Extracted records
┄┄┄┄┄┄┄┄┄┄
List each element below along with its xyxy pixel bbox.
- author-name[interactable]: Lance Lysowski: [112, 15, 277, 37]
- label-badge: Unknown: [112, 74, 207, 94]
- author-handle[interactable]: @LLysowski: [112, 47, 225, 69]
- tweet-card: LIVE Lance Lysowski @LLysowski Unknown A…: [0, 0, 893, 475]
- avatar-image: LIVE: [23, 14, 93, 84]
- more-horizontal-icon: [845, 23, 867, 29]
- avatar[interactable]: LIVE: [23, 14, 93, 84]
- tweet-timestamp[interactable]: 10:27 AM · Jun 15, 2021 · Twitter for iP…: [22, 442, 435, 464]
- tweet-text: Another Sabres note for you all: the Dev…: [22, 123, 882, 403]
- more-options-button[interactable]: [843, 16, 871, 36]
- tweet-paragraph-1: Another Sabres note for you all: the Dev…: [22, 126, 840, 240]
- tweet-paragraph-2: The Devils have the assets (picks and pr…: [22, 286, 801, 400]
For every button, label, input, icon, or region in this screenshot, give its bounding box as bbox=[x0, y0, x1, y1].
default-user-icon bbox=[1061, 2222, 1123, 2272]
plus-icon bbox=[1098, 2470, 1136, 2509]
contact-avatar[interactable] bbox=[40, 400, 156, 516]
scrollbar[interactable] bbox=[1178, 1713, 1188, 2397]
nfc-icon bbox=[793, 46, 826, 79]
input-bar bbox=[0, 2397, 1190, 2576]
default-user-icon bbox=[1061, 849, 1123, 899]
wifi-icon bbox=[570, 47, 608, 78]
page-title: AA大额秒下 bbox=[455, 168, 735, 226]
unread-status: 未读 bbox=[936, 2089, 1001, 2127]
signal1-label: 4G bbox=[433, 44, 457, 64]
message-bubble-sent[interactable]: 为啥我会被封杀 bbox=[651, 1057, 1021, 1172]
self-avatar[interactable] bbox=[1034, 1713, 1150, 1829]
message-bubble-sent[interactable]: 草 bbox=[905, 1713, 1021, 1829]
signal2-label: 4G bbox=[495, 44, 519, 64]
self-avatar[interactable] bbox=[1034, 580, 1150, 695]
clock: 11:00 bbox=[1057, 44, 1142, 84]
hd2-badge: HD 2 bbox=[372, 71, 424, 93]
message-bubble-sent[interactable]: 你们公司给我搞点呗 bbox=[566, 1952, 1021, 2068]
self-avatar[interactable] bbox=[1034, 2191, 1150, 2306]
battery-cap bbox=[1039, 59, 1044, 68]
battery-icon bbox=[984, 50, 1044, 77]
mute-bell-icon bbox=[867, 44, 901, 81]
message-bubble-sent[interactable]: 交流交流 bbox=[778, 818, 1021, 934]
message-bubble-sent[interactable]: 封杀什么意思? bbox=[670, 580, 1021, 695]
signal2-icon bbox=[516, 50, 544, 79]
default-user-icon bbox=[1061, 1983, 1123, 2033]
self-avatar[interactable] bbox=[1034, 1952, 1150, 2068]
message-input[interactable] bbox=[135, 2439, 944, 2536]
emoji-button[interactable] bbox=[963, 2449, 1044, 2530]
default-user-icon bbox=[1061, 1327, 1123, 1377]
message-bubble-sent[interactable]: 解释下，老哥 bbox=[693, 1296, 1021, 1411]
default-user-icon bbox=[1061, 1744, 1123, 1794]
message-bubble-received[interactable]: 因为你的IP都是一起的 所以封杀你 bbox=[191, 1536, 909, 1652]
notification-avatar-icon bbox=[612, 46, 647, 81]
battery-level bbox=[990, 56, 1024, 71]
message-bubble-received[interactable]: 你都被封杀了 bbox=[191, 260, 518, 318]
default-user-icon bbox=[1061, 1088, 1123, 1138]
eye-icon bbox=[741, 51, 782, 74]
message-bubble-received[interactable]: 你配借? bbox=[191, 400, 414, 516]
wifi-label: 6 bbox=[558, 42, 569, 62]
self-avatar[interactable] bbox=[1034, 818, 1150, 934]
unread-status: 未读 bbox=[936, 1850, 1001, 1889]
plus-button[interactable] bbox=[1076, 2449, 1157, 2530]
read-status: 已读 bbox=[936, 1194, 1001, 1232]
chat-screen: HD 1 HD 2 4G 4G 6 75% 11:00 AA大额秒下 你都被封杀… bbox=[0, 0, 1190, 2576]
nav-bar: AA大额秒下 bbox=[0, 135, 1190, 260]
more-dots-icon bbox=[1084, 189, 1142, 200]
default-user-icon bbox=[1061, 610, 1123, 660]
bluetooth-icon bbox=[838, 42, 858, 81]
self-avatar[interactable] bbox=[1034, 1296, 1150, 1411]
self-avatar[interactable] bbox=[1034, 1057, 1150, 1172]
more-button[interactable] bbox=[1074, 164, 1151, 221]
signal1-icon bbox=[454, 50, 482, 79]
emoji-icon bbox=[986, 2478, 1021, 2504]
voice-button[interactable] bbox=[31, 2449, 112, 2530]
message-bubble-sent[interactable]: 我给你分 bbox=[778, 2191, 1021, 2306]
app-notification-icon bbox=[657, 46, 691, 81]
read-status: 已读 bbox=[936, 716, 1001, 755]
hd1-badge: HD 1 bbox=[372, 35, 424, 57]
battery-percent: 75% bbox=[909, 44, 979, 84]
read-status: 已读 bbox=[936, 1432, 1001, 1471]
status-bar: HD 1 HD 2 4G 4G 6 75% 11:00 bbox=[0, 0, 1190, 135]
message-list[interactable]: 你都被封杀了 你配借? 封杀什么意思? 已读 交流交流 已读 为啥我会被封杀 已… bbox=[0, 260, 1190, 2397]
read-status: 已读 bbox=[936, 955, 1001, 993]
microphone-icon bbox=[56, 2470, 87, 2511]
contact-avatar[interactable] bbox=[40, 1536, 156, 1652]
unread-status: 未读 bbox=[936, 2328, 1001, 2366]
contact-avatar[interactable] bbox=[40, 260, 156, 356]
┄┄┄┄┄┄┄┄┄┄
Your instructions
Reproduce every line of the items above character for character, leaving nothing out and changing nothing.

Output of the task
List each element below along with its xyxy pixel bbox.
- author-name[interactable]: Lance Lysowski: [112, 15, 277, 37]
- label-badge: Unknown: [112, 74, 207, 94]
- author-handle[interactable]: @LLysowski: [112, 47, 225, 69]
- tweet-card: LIVE Lance Lysowski @LLysowski Unknown A…: [0, 0, 893, 475]
- avatar-image: LIVE: [23, 14, 93, 84]
- more-horizontal-icon: [845, 23, 867, 29]
- avatar[interactable]: LIVE: [23, 14, 93, 84]
- tweet-timestamp[interactable]: 10:27 AM · Jun 15, 2021 · Twitter for iP…: [22, 442, 435, 464]
- tweet-text: Another Sabres note for you all: the Dev…: [22, 123, 882, 403]
- more-options-button[interactable]: [843, 16, 871, 36]
- tweet-paragraph-1: Another Sabres note for you all: the Dev…: [22, 126, 840, 240]
- tweet-paragraph-2: The Devils have the assets (picks and pr…: [22, 286, 801, 400]
For every button, label, input, icon, or region in this screenshot, give its bounding box as bbox=[x0, y0, x1, y1].
default-user-icon bbox=[1061, 2222, 1123, 2272]
plus-icon bbox=[1098, 2470, 1136, 2509]
contact-avatar[interactable] bbox=[40, 400, 156, 516]
scrollbar[interactable] bbox=[1178, 1713, 1188, 2397]
nfc-icon bbox=[793, 46, 826, 79]
input-bar bbox=[0, 2397, 1190, 2576]
default-user-icon bbox=[1061, 849, 1123, 899]
wifi-icon bbox=[570, 47, 608, 78]
page-title: AA大额秒下 bbox=[455, 168, 735, 226]
unread-status: 未读 bbox=[936, 2089, 1001, 2127]
signal1-label: 4G bbox=[433, 44, 457, 64]
message-bubble-sent[interactable]: 为啥我会被封杀 bbox=[651, 1057, 1021, 1172]
self-avatar[interactable] bbox=[1034, 1713, 1150, 1829]
message-bubble-sent[interactable]: 草 bbox=[905, 1713, 1021, 1829]
signal2-label: 4G bbox=[495, 44, 519, 64]
self-avatar[interactable] bbox=[1034, 580, 1150, 695]
clock: 11:00 bbox=[1057, 44, 1142, 84]
hd2-badge: HD 2 bbox=[372, 71, 424, 93]
message-bubble-sent[interactable]: 你们公司给我搞点呗 bbox=[566, 1952, 1021, 2068]
self-avatar[interactable] bbox=[1034, 2191, 1150, 2306]
battery-cap bbox=[1039, 59, 1044, 68]
battery-icon bbox=[984, 50, 1044, 77]
mute-bell-icon bbox=[867, 44, 901, 81]
message-bubble-sent[interactable]: 交流交流 bbox=[778, 818, 1021, 934]
message-bubble-sent[interactable]: 封杀什么意思? bbox=[670, 580, 1021, 695]
signal2-icon bbox=[516, 50, 544, 79]
default-user-icon bbox=[1061, 1983, 1123, 2033]
self-avatar[interactable] bbox=[1034, 1952, 1150, 2068]
message-input[interactable] bbox=[135, 2439, 944, 2536]
emoji-button[interactable] bbox=[963, 2449, 1044, 2530]
default-user-icon bbox=[1061, 1327, 1123, 1377]
message-bubble-sent[interactable]: 解释下，老哥 bbox=[693, 1296, 1021, 1411]
default-user-icon bbox=[1061, 1744, 1123, 1794]
message-bubble-received[interactable]: 因为你的IP都是一起的 所以封杀你 bbox=[191, 1536, 909, 1652]
notification-avatar-icon bbox=[612, 46, 647, 81]
battery-level bbox=[990, 56, 1024, 71]
message-bubble-received[interactable]: 你都被封杀了 bbox=[191, 260, 518, 318]
default-user-icon bbox=[1061, 1088, 1123, 1138]
eye-icon bbox=[741, 51, 782, 74]
message-bubble-received[interactable]: 你配借? bbox=[191, 400, 414, 516]
wifi-label: 6 bbox=[558, 42, 569, 62]
self-avatar[interactable] bbox=[1034, 818, 1150, 934]
unread-status: 未读 bbox=[936, 1850, 1001, 1889]
plus-button[interactable] bbox=[1076, 2449, 1157, 2530]
read-status: 已读 bbox=[936, 1194, 1001, 1232]
chat-screen: HD 1 HD 2 4G 4G 6 75% 11:00 AA大额秒下 你都被封杀… bbox=[0, 0, 1190, 2576]
nav-bar: AA大额秒下 bbox=[0, 135, 1190, 260]
more-dots-icon bbox=[1084, 189, 1142, 200]
default-user-icon bbox=[1061, 610, 1123, 660]
bluetooth-icon bbox=[838, 42, 858, 81]
self-avatar[interactable] bbox=[1034, 1296, 1150, 1411]
self-avatar[interactable] bbox=[1034, 1057, 1150, 1172]
more-button[interactable] bbox=[1074, 164, 1151, 221]
signal1-icon bbox=[454, 50, 482, 79]
emoji-icon bbox=[986, 2478, 1021, 2504]
voice-button[interactable] bbox=[31, 2449, 112, 2530]
message-bubble-sent[interactable]: 我给你分 bbox=[778, 2191, 1021, 2306]
app-notification-icon bbox=[657, 46, 691, 81]
read-status: 已读 bbox=[936, 716, 1001, 755]
hd1-badge: HD 1 bbox=[372, 35, 424, 57]
battery-percent: 75% bbox=[909, 44, 979, 84]
read-status: 已读 bbox=[936, 1432, 1001, 1471]
status-bar: HD 1 HD 2 4G 4G 6 75% 11:00 bbox=[0, 0, 1190, 135]
message-list[interactable]: 你都被封杀了 你配借? 封杀什么意思? 已读 交流交流 已读 为啥我会被封杀 已… bbox=[0, 260, 1190, 2397]
read-status: 已读 bbox=[936, 955, 1001, 993]
microphone-icon bbox=[56, 2470, 87, 2511]
contact-avatar[interactable] bbox=[40, 1536, 156, 1652]
unread-status: 未读 bbox=[936, 2328, 1001, 2366]
contact-avatar[interactable] bbox=[40, 260, 156, 356]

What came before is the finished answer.